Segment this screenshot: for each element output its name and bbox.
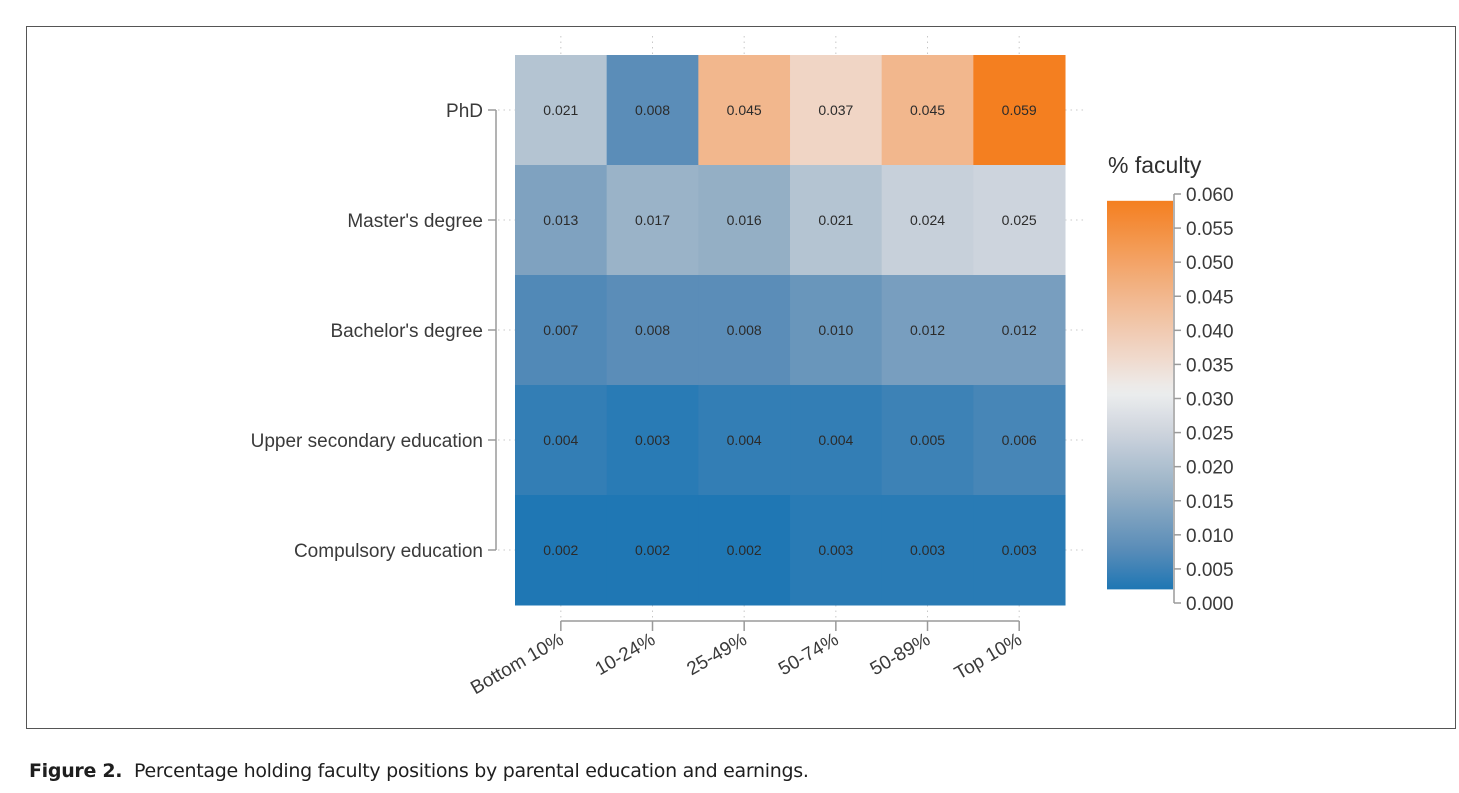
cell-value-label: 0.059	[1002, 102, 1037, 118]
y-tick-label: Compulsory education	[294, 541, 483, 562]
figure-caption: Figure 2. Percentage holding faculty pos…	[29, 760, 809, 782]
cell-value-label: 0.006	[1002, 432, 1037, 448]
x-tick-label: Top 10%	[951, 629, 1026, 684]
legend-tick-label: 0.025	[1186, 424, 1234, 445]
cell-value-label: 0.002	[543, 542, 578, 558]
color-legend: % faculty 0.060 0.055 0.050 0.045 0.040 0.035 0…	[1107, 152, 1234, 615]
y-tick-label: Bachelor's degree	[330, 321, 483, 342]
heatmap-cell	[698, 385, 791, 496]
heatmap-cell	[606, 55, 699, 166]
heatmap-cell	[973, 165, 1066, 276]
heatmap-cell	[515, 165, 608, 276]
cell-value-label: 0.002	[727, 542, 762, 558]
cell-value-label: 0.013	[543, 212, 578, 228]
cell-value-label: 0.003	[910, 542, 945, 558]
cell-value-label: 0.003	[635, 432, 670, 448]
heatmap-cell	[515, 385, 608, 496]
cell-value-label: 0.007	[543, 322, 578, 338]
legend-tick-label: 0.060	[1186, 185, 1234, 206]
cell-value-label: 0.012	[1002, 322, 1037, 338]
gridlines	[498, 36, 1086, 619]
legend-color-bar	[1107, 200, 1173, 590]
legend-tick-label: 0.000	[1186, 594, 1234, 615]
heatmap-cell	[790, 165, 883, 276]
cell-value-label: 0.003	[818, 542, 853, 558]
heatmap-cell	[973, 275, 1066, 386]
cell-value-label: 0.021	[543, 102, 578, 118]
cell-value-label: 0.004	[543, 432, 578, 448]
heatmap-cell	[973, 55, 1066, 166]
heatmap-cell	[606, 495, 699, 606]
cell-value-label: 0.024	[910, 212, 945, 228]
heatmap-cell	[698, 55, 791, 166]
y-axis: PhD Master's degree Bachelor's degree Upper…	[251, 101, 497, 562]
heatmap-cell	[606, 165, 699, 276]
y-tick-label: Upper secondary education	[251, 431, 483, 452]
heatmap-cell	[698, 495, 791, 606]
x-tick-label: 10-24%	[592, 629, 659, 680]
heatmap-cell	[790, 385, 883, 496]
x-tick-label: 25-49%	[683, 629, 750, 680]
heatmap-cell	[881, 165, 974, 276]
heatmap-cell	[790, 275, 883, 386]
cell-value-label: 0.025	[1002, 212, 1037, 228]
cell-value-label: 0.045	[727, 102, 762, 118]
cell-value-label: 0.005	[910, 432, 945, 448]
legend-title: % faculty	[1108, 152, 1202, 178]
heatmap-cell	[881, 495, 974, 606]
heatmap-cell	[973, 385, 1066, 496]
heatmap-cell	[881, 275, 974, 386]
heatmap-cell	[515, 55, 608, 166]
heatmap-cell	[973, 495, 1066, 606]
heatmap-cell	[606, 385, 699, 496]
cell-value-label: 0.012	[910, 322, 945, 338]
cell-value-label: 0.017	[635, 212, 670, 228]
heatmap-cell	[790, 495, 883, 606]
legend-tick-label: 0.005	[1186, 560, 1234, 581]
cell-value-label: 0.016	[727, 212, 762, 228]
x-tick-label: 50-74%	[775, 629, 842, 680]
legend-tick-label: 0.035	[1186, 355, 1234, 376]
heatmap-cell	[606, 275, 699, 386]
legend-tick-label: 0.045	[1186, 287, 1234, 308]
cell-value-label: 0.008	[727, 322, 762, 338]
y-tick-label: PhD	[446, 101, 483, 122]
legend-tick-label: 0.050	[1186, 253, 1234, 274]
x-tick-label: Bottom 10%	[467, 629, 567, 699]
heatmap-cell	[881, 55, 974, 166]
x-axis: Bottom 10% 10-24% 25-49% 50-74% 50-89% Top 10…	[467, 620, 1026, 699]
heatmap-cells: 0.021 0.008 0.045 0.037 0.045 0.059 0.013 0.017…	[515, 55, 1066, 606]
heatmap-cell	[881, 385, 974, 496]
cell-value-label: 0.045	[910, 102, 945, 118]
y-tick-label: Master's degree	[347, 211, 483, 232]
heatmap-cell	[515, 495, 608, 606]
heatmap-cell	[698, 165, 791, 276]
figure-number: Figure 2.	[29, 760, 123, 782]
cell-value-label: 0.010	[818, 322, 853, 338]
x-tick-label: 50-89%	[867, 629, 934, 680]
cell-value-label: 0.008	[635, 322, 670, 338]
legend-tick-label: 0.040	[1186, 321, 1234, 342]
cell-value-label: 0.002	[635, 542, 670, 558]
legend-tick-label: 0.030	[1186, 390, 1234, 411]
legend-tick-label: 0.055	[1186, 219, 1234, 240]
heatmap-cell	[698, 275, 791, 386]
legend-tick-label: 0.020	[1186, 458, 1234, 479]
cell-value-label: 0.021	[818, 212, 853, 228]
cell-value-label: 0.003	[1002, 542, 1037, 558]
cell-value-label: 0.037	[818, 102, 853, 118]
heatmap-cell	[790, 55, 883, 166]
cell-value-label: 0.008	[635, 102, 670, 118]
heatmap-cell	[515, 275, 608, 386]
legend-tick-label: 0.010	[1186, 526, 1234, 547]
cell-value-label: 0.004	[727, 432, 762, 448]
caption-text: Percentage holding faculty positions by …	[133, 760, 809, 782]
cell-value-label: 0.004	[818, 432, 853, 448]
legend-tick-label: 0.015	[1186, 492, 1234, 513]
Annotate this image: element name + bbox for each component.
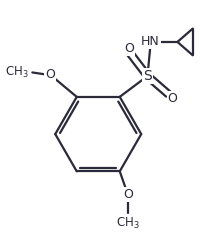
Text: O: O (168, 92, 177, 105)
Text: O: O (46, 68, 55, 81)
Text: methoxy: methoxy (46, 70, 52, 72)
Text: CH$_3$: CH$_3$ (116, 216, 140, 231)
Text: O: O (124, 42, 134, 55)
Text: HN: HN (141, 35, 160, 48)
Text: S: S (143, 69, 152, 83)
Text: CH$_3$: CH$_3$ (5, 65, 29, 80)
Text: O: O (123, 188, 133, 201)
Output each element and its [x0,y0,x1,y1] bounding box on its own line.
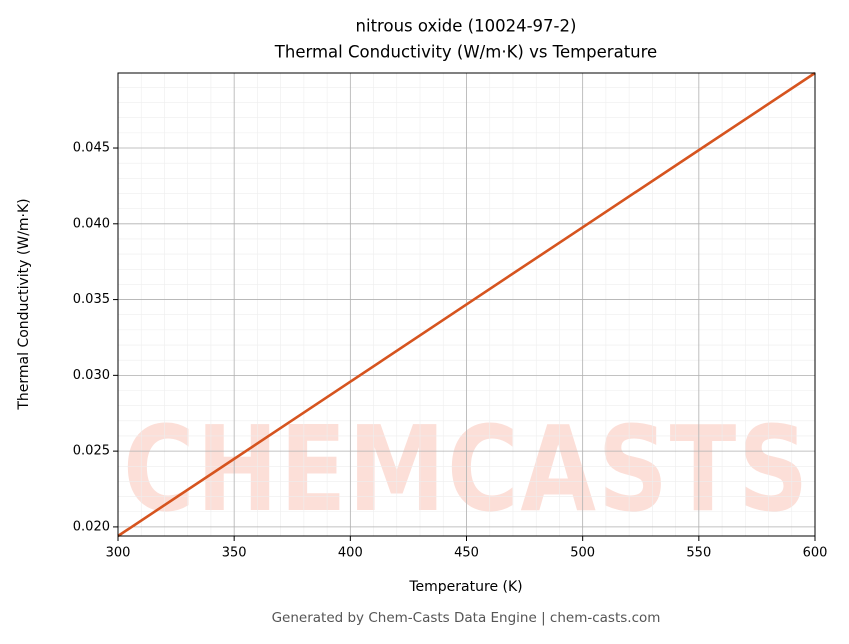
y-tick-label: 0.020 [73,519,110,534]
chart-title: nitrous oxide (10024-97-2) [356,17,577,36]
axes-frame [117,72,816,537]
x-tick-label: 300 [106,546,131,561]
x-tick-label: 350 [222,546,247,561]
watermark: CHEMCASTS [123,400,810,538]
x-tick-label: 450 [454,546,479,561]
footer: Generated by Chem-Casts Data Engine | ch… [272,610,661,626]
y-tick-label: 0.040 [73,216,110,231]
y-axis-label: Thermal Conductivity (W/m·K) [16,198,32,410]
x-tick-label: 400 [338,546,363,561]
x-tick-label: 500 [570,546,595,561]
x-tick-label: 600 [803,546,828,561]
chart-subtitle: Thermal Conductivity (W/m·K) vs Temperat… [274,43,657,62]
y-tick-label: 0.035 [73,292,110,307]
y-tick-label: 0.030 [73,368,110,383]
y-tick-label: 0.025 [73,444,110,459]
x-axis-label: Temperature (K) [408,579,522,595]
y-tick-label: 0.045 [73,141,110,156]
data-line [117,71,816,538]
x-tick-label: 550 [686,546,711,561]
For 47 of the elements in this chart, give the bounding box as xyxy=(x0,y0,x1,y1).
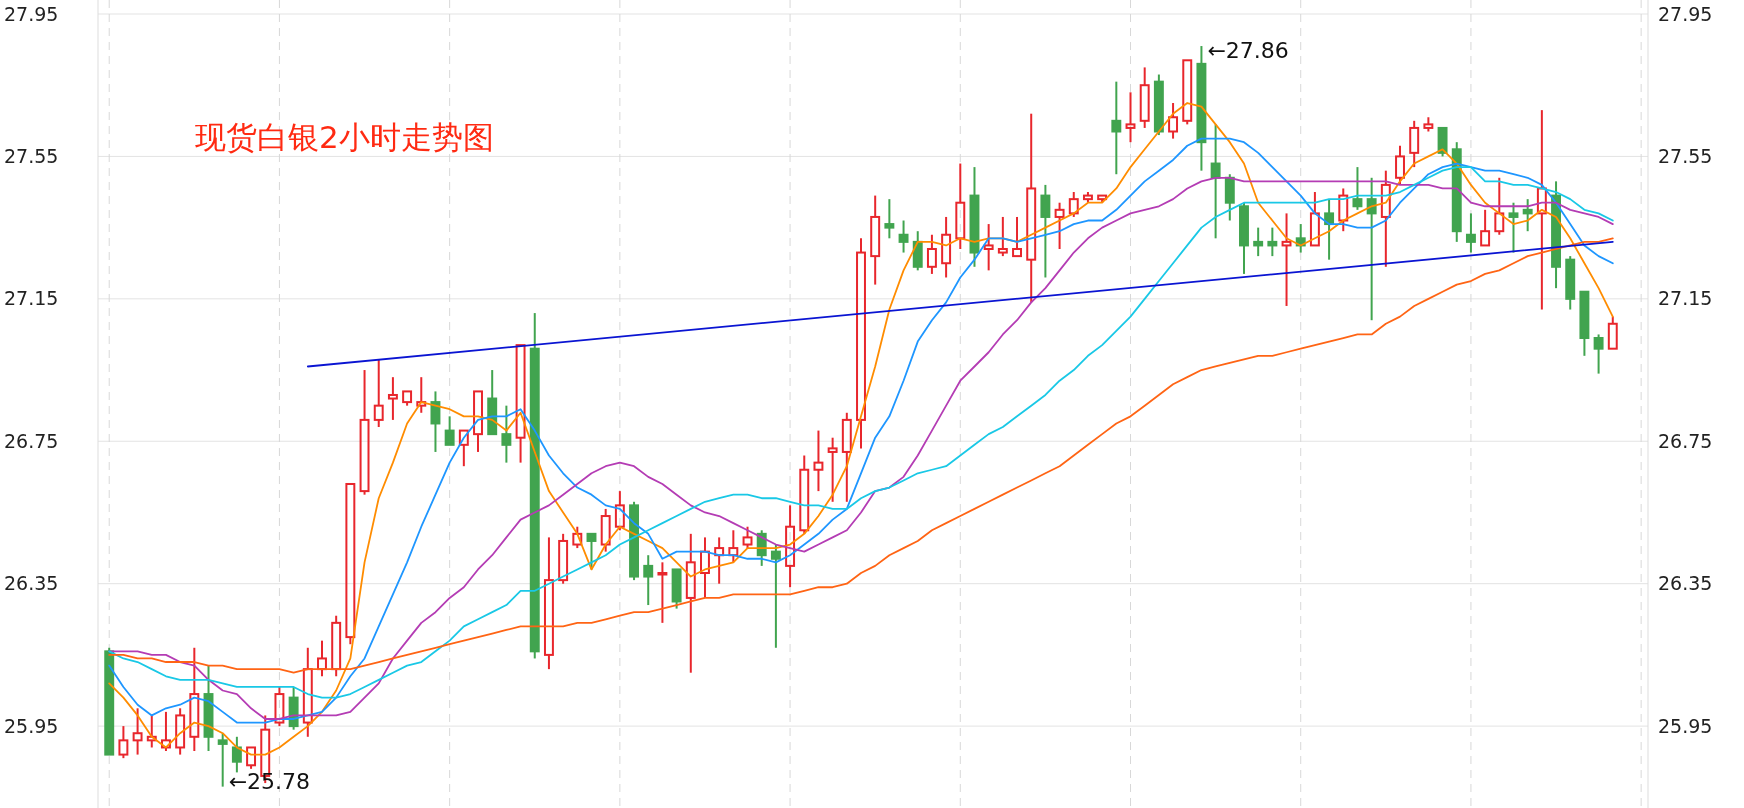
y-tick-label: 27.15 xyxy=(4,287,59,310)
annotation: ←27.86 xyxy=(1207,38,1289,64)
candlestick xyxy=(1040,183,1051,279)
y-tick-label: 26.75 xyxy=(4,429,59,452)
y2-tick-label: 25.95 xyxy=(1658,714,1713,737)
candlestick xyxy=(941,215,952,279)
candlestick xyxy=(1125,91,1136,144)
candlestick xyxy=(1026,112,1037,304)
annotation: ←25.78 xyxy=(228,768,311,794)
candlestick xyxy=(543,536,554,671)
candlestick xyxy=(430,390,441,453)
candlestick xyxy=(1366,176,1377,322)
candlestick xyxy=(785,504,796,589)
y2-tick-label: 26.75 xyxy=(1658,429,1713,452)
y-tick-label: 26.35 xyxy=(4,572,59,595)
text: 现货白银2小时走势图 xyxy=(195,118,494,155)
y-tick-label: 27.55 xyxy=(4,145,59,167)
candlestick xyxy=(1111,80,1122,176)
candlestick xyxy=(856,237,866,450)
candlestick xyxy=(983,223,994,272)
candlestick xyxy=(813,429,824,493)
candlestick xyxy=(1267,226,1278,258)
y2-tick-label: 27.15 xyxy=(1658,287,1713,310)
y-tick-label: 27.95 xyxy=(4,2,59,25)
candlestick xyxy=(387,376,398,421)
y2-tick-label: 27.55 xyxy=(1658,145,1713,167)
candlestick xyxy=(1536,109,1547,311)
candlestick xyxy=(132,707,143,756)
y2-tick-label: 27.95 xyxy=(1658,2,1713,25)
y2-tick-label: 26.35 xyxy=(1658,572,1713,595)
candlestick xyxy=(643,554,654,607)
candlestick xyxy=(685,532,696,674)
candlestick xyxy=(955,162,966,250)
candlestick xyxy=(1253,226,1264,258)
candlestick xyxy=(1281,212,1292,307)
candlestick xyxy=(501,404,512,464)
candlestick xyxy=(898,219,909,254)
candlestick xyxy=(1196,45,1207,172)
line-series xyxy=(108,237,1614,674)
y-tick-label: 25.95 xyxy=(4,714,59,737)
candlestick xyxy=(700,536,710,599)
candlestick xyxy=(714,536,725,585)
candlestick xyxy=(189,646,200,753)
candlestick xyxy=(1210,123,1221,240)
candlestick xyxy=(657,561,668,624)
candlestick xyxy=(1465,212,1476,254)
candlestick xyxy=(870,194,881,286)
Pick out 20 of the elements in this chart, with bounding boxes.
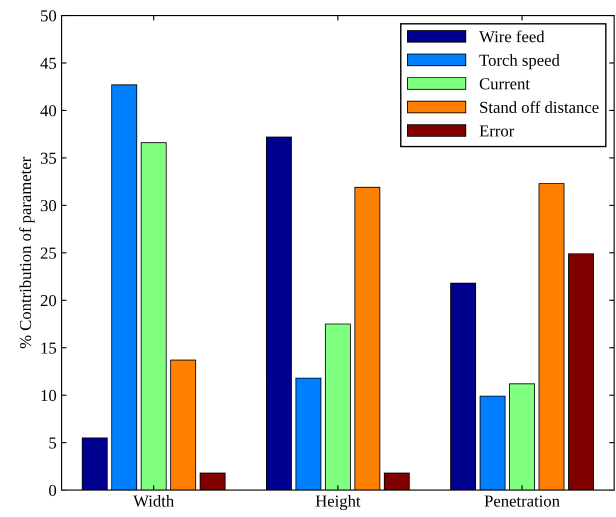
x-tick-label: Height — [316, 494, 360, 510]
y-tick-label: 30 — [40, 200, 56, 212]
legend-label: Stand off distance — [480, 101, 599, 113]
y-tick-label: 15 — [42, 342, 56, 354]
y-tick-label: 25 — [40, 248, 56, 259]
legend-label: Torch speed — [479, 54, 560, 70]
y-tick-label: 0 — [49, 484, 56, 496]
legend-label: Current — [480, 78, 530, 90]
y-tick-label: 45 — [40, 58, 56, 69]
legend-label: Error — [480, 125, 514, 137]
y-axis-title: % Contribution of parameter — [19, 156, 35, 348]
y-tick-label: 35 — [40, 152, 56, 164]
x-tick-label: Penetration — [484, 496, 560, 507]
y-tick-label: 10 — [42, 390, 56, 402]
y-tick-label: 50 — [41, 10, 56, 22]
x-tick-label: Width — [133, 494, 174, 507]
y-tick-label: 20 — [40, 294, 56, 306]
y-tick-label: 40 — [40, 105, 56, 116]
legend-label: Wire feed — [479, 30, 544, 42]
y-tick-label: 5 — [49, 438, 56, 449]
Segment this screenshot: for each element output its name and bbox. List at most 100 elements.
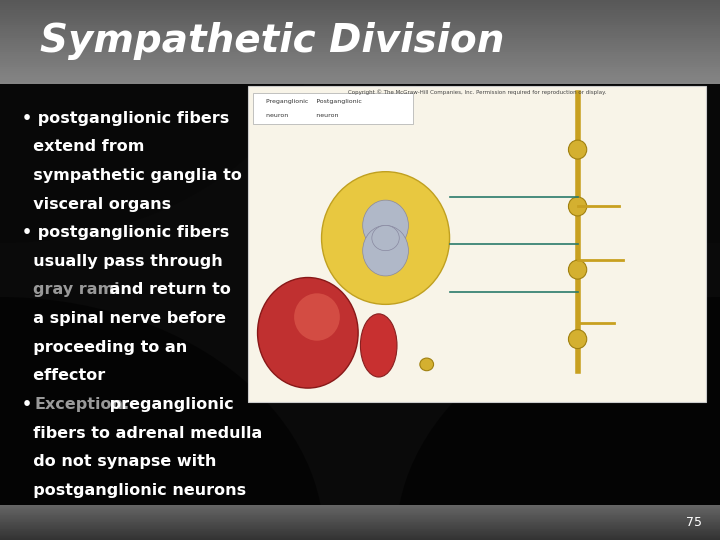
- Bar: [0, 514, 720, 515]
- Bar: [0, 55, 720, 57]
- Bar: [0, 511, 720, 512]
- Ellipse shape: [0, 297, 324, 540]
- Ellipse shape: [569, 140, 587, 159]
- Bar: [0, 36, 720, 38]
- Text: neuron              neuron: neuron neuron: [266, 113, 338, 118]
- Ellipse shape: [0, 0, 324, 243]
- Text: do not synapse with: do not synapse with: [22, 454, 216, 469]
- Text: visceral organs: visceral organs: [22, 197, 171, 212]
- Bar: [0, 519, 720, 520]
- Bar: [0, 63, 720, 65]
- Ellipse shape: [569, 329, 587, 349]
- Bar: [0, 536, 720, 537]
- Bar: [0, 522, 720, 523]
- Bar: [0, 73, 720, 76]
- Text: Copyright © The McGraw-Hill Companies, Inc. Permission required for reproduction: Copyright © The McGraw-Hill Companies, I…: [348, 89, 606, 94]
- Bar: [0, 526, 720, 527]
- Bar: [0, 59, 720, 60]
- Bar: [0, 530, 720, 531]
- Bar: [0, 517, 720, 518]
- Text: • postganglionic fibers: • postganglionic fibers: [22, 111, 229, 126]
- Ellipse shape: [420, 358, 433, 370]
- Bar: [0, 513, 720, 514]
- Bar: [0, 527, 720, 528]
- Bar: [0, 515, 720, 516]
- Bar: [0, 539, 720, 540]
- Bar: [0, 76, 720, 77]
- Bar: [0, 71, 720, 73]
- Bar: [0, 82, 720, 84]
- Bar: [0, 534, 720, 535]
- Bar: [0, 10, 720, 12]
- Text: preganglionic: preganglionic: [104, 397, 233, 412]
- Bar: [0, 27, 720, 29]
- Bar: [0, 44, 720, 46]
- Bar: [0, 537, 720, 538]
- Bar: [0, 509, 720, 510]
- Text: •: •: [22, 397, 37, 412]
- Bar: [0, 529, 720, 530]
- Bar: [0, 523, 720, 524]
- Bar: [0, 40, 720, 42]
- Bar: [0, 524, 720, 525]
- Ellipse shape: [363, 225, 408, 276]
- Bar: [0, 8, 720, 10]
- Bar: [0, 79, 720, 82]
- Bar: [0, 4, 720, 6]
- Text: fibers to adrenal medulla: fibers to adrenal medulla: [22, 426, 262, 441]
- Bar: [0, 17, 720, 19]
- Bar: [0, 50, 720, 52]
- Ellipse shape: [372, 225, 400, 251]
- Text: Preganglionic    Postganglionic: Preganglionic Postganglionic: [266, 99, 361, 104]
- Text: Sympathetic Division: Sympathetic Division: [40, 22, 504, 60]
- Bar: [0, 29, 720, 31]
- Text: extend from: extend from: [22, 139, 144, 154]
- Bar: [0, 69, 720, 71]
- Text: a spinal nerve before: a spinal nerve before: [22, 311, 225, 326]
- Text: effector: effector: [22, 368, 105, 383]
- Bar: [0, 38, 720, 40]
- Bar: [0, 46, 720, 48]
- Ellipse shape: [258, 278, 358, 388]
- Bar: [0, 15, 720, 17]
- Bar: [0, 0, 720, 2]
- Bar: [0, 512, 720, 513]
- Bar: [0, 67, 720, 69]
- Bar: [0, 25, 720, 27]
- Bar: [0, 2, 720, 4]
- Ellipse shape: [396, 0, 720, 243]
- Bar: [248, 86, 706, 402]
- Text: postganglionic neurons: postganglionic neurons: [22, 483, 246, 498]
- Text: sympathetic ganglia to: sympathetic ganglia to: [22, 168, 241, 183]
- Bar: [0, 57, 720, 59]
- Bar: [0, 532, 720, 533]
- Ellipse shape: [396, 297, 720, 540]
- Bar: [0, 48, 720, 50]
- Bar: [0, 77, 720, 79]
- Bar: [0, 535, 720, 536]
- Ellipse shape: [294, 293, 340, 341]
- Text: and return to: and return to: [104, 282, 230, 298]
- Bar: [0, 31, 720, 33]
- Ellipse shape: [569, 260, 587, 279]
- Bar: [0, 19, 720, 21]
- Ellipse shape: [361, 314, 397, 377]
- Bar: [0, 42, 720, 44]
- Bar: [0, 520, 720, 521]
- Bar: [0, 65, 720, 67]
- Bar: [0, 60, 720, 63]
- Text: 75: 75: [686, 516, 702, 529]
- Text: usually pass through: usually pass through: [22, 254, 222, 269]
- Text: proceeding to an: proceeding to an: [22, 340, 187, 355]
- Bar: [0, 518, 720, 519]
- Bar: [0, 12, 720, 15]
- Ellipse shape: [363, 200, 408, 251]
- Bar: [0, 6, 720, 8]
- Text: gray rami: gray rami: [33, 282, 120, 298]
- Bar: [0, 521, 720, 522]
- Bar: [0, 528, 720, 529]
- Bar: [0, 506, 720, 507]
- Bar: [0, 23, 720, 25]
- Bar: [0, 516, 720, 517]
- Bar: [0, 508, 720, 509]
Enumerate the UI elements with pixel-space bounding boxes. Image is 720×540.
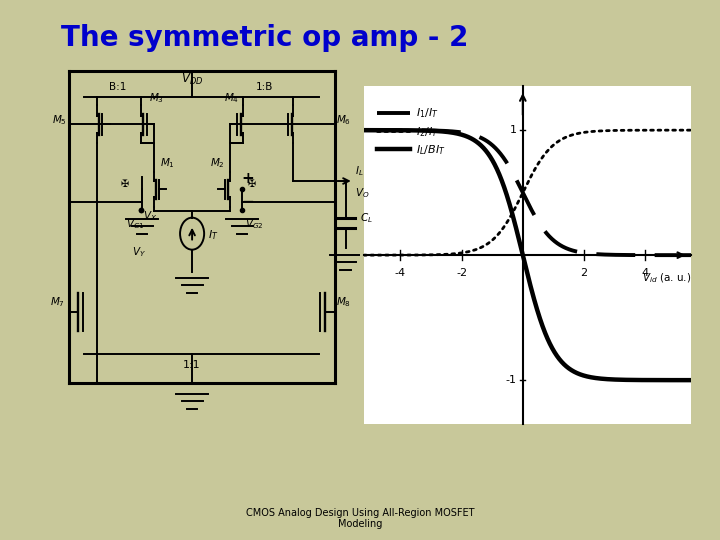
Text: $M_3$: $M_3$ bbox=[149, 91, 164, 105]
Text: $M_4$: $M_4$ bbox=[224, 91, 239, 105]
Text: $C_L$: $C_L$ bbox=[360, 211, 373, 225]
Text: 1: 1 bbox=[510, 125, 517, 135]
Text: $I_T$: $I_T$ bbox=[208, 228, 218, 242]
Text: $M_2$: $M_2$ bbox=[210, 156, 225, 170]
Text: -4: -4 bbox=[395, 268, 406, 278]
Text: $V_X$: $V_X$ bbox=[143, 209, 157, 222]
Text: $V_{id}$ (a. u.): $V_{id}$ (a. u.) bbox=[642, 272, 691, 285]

-=-=-=-=-

> _PROBLEM REQUIREMENTS_: Copy the data exactly, beginning with the line that contains "x-tick-label: Height — [316, 494, 360, 510]" and continuing through the line that contains "y-tick-label: 35 — [40, 152, 56, 164]", including both of those lines.

> _WRITTEN REPLY_:
x-tick-label: Height — [316, 494, 360, 510]
y-tick-label: 30 — [40, 200, 56, 212]
legend-label: Stand off distance — [480, 101, 599, 113]
y-tick-label: 15 — [42, 342, 56, 354]
y-tick-label: 25 — [40, 248, 56, 259]
legend-label: Torch speed — [479, 54, 560, 70]
y-tick-label: 0 — [49, 484, 56, 496]
legend-label: Current — [480, 78, 530, 90]
y-tick-label: 45 — [40, 58, 56, 69]
legend-label: Error — [480, 125, 514, 137]
y-axis-title: % Contribution of parameter — [19, 156, 35, 348]
y-tick-label: 35 — [40, 152, 56, 164]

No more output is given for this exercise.